- **EXERCISE GOAL**: Restate the records in their entirety, word for word.

Records from a collection of figures
________________
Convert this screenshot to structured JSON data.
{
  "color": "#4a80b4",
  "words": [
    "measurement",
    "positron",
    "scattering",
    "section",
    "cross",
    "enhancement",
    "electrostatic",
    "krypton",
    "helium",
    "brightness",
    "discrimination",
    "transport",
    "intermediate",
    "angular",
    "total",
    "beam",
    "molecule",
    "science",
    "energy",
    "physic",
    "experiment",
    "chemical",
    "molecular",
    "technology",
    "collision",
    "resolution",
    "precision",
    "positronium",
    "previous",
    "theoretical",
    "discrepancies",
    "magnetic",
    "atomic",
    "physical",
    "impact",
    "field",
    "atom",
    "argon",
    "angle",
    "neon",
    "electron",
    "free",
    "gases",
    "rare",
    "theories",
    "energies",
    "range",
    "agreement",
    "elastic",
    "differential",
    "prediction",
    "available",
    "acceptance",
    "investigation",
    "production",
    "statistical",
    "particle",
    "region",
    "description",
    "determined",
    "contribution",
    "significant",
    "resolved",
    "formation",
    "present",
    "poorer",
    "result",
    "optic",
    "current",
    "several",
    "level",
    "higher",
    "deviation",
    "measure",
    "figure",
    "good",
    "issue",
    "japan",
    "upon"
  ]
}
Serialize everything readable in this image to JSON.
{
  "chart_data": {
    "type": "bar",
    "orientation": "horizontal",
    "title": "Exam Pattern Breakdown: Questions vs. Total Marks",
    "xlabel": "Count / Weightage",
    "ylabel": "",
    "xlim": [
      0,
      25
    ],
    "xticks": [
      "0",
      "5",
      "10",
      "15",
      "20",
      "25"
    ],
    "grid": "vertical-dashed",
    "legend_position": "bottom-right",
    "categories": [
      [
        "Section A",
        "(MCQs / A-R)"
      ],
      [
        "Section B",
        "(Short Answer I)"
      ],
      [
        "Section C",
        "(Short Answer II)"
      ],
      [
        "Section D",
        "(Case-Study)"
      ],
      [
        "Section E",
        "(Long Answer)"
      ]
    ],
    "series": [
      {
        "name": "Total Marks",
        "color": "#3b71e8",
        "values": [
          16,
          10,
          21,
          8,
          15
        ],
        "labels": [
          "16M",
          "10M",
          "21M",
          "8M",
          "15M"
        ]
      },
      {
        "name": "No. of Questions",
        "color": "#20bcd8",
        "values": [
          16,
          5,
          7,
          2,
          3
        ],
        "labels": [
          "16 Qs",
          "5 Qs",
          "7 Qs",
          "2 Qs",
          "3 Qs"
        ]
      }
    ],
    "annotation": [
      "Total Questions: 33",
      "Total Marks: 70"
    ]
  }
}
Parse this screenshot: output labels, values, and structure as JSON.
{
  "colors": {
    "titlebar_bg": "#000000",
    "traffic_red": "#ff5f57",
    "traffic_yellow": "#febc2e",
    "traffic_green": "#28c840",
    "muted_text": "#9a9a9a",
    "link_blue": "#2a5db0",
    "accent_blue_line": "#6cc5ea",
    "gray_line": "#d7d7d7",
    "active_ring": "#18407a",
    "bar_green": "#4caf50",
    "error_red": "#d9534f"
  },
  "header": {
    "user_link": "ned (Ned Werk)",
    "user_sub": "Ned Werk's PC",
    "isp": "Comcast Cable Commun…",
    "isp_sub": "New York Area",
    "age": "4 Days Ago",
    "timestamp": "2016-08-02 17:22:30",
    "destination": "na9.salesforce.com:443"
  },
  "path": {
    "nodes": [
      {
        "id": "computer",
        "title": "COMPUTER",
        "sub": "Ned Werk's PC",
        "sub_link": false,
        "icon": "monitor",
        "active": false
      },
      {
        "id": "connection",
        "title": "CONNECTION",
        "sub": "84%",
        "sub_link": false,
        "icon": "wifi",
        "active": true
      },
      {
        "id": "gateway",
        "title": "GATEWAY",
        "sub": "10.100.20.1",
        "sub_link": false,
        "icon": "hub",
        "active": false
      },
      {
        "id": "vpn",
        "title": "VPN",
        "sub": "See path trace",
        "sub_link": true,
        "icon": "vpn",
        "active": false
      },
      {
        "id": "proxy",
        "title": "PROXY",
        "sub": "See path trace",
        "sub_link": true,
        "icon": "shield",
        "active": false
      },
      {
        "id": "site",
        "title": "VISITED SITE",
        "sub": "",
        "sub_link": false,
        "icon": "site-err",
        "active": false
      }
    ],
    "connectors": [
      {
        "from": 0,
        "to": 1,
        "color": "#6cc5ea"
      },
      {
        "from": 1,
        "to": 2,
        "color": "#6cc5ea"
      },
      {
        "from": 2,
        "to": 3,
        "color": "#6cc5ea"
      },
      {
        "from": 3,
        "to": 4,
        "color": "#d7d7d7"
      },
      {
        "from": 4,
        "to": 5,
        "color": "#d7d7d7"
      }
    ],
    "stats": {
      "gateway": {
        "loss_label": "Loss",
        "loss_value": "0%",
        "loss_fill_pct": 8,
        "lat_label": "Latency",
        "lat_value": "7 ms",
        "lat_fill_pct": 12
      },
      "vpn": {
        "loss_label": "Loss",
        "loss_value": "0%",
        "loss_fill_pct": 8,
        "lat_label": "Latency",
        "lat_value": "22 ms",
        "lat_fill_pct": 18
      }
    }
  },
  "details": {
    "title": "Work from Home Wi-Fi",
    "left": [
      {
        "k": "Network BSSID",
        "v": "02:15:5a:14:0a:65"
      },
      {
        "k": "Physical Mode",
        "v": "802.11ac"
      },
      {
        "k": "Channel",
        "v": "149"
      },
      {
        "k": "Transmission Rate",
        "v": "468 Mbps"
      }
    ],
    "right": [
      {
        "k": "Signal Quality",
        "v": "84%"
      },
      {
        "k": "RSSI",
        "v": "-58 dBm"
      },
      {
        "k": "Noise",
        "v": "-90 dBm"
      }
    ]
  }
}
________________
- **TASK RESULT**:
Convert this screenshot to structured JSON data.
{
  "color": "#4a80b4",
  "words": [
    "measurement",
    "positron",
    "scattering",
    "section",
    "cross",
    "enhancement",
    "electrostatic",
    "krypton",
    "helium",
    "brightness",
    "discrimination",
    "transport",
    "intermediate",
    "angular",
    "total",
    "beam",
    "molecule",
    "science",
    "energy",
    "physic",
    "experiment",
    "chemical",
    "molecular",
    "technology",
    "collision",
    "resolution",
    "precision",
    "positronium",
    "previous",
    "theoretical",
    "discrepancies",
    "magnetic",
    "atomic",
    "physical",
    "impact",
    "field",
    "atom",
    "argon",
    "angle",
    "neon",
    "electron",
    "free",
    "gases",
    "rare",
    "theories",
    "energies",
    "range",
    "agreement",
    "elastic",
    "differential",
    "prediction",
    "available",
    "acceptance",
    "investigation",
    "production",
    "statistical",
    "particle",
    "region",
    "description",
    "determined",
    "contribution",
    "significant",
    "resolved",
    "formation",
    "present",
    "poorer",
    "result",
    "optic",
    "current",
    "several",
    "level",
    "higher",
    "deviation",
    "measure",
    "figure",
    "good",
    "issue",
    "japan",
    "upon"
  ]
}
Serialize everything readable in this image to JSON.
{
  "chart_data": {
    "type": "bar",
    "orientation": "horizontal",
    "title": "Exam Pattern Breakdown: Questions vs. Total Marks",
    "xlabel": "Count / Weightage",
    "ylabel": "",
    "xlim": [
      0,
      25
    ],
    "xticks": [
      "0",
      "5",
      "10",
      "15",
      "20",
      "25"
    ],
    "grid": "vertical-dashed",
    "legend_position": "bottom-right",
    "categories": [
      [
        "Section A",
        "(MCQs / A-R)"
      ],
      [
        "Section B",
        "(Short Answer I)"
      ],
      [
        "Section C",
        "(Short Answer II)"
      ],
      [
        "Section D",
        "(Case-Study)"
      ],
      [
        "Section E",
        "(Long Answer)"
      ]
    ],
    "series": [
      {
        "name": "Total Marks",
        "color": "#3b71e8",
        "values": [
          16,
          10,
          21,
          8,
          15
        ],
        "labels": [
          "16M",
          "10M",
          "21M",
          "8M",
          "15M"
        ]
      },
      {
        "name": "No. of Questions",
        "color": "#20bcd8",
        "values": [
          16,
          5,
          7,
          2,
          3
        ],
        "labels": [
          "16 Qs",
          "5 Qs",
          "7 Qs",
          "2 Qs",
          "3 Qs"
        ]
      }
    ],
    "annotation": [
      "Total Questions: 33",
      "Total Marks: 70"
    ]
  }
}
Parse this screenshot: output labels, values, and structure as JSON.
{
  "colors": {
    "titlebar_bg": "#000000",
    "traffic_red": "#ff5f57",
    "traffic_yellow": "#febc2e",
    "traffic_green": "#28c840",
    "muted_text": "#9a9a9a",
    "link_blue": "#2a5db0",
    "accent_blue_line": "#6cc5ea",
    "gray_line": "#d7d7d7",
    "active_ring": "#18407a",
    "bar_green": "#4caf50",
    "error_red": "#d9534f"
  },
  "header": {
    "user_link": "ned (Ned Werk)",
    "user_sub": "Ned Werk's PC",
    "isp": "Comcast Cable Commun…",
    "isp_sub": "New York Area",
    "age": "4 Days Ago",
    "timestamp": "2016-08-02 17:22:30",
    "destination": "na9.salesforce.com:443"
  },
  "path": {
    "nodes": [
      {
        "id": "computer",
        "title": "COMPUTER",
        "sub": "Ned Werk's PC",
        "sub_link": false,
        "icon": "monitor",
        "active": false
      },
      {
        "id": "connection",
        "title": "CONNECTION",
        "sub": "84%",
        "sub_link": false,
        "icon": "wifi",
        "active": true
      },
      {
        "id": "gateway",
        "title": "GATEWAY",
        "sub": "10.100.20.1",
        "sub_link": false,
        "icon": "hub",
        "active": false
      },
      {
        "id": "vpn",
        "title": "VPN",
        "sub": "See path trace",
        "sub_link": true,
        "icon": "vpn",
        "active": false
      },
      {
        "id": "proxy",
        "title": "PROXY",
        "sub": "See path trace",
        "sub_link": true,
        "icon": "shield",
        "active": false
      },
      {
        "id": "site",
        "title": "VISITED SITE",
        "sub": "",
        "sub_link": false,
        "icon": "site-err",
        "active": false
      }
    ],
    "connectors": [
      {
        "from": 0,
        "to": 1,
        "color": "#6cc5ea"
      },
      {
        "from": 1,
        "to": 2,
        "color": "#6cc5ea"
      },
      {
        "from": 2,
        "to": 3,
        "color": "#6cc5ea"
      },
      {
        "from": 3,
        "to": 4,
        "color": "#d7d7d7"
      },
      {
        "from": 4,
        "to": 5,
        "color": "#d7d7d7"
      }
    ],
    "stats": {
      "gateway": {
        "loss_label": "Loss",
        "loss_value": "0%",
        "loss_fill_pct": 8,
        "lat_label": "Latency",
        "lat_value": "7 ms",
        "lat_fill_pct": 12
      },
      "vpn": {
        "loss_label": "Loss",
        "loss_value": "0%",
        "loss_fill_pct": 8,
        "lat_label": "Latency",
        "lat_value": "22 ms",
        "lat_fill_pct": 18
      }
    }
  },
  "details": {
    "title": "Work from Home Wi-Fi",
    "left": [
      {
        "k": "Network BSSID",
        "v": "02:15:5a:14:0a:65"
      },
      {
        "k": "Physical Mode",
        "v": "802.11ac"
      },
      {
        "k": "Channel",
        "v": "149"
      },
      {
        "k": "Transmission Rate",
        "v": "468 Mbps"
      }
    ],
    "right": [
      {
        "k": "Signal Quality",
        "v": "84%"
      },
      {
        "k": "RSSI",
        "v": "-58 dBm"
      },
      {
        "k": "Noise",
        "v": "-90 dBm"
      }
    ]
  }
}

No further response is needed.